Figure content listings

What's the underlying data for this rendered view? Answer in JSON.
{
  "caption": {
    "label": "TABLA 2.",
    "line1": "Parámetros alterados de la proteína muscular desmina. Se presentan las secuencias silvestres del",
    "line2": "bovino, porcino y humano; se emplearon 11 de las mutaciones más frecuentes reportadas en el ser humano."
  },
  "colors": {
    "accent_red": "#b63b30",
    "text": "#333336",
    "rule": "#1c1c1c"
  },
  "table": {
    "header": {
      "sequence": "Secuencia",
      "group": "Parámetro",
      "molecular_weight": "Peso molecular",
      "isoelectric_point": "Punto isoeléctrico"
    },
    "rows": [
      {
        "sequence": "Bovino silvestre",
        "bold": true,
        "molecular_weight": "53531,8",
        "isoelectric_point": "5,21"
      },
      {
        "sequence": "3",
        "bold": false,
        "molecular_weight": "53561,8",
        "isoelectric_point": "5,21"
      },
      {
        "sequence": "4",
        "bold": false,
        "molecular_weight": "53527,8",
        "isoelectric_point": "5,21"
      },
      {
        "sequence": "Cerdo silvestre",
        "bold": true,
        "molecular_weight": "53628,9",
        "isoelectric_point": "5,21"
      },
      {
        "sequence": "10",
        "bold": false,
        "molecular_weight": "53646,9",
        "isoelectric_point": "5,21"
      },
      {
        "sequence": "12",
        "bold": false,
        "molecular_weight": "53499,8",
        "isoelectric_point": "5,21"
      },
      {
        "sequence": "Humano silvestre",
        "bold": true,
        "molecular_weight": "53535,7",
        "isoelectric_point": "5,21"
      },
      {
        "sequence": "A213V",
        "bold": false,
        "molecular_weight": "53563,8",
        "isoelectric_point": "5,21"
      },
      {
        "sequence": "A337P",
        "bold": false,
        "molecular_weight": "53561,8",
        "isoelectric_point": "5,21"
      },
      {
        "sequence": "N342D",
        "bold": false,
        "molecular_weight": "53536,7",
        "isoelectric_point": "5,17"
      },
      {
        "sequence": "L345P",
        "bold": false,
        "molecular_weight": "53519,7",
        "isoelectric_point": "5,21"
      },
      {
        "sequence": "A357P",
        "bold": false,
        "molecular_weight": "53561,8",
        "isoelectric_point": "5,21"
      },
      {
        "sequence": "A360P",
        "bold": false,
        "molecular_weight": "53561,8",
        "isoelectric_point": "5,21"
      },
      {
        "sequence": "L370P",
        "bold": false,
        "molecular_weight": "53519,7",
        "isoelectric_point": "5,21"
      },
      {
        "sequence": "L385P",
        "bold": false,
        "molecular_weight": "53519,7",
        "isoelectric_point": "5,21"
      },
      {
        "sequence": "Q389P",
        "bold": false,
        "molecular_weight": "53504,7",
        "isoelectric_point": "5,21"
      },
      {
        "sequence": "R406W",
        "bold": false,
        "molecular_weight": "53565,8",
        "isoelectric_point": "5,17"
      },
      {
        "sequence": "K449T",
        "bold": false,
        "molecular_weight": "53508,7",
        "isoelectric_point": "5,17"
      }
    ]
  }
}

» REQUIREMENTS
Print the records above in full, exactly.

» RIGHT ANSWER
What's the underlying data for this rendered view? Answer in JSON.
{
  "caption": {
    "label": "TABLA 2.",
    "line1": "Parámetros alterados de la proteína muscular desmina. Se presentan las secuencias silvestres del",
    "line2": "bovino, porcino y humano; se emplearon 11 de las mutaciones más frecuentes reportadas en el ser humano."
  },
  "colors": {
    "accent_red": "#b63b30",
    "text": "#333336",
    "rule": "#1c1c1c"
  },
  "table": {
    "header": {
      "sequence": "Secuencia",
      "group": "Parámetro",
      "molecular_weight": "Peso molecular",
      "isoelectric_point": "Punto isoeléctrico"
    },
    "rows": [
      {
        "sequence": "Bovino silvestre",
        "bold": true,
        "molecular_weight": "53531,8",
        "isoelectric_point": "5,21"
      },
      {
        "sequence": "3",
        "bold": false,
        "molecular_weight": "53561,8",
        "isoelectric_point": "5,21"
      },
      {
        "sequence": "4",
        "bold": false,
        "molecular_weight": "53527,8",
        "isoelectric_point": "5,21"
      },
      {
        "sequence": "Cerdo silvestre",
        "bold": true,
        "molecular_weight": "53628,9",
        "isoelectric_point": "5,21"
      },
      {
        "sequence": "10",
        "bold": false,
        "molecular_weight": "53646,9",
        "isoelectric_point": "5,21"
      },
      {
        "sequence": "12",
        "bold": false,
        "molecular_weight": "53499,8",
        "isoelectric_point": "5,21"
      },
      {
        "sequence": "Humano silvestre",
        "bold": true,
        "molecular_weight": "53535,7",
        "isoelectric_point": "5,21"
      },
      {
        "sequence": "A213V",
        "bold": false,
        "molecular_weight": "53563,8",
        "isoelectric_point": "5,21"
      },
      {
        "sequence": "A337P",
        "bold": false,
        "molecular_weight": "53561,8",
        "isoelectric_point": "5,21"
      },
      {
        "sequence": "N342D",
        "bold": false,
        "molecular_weight": "53536,7",
        "isoelectric_point": "5,17"
      },
      {
        "sequence": "L345P",
        "bold": false,
        "molecular_weight": "53519,7",
        "isoelectric_point": "5,21"
      },
      {
        "sequence": "A357P",
        "bold": false,
        "molecular_weight": "53561,8",
        "isoelectric_point": "5,21"
      },
      {
        "sequence": "A360P",
        "bold": false,
        "molecular_weight": "53561,8",
        "isoelectric_point": "5,21"
      },
      {
        "sequence": "L370P",
        "bold": false,
        "molecular_weight": "53519,7",
        "isoelectric_point": "5,21"
      },
      {
        "sequence": "L385P",
        "bold": false,
        "molecular_weight": "53519,7",
        "isoelectric_point": "5,21"
      },
      {
        "sequence": "Q389P",
        "bold": false,
        "molecular_weight": "53504,7",
        "isoelectric_point": "5,21"
      },
      {
        "sequence": "R406W",
        "bold": false,
        "molecular_weight": "53565,8",
        "isoelectric_point": "5,17"
      },
      {
        "sequence": "K449T",
        "bold": false,
        "molecular_weight": "53508,7",
        "isoelectric_point": "5,17"
      }
    ]
  }
}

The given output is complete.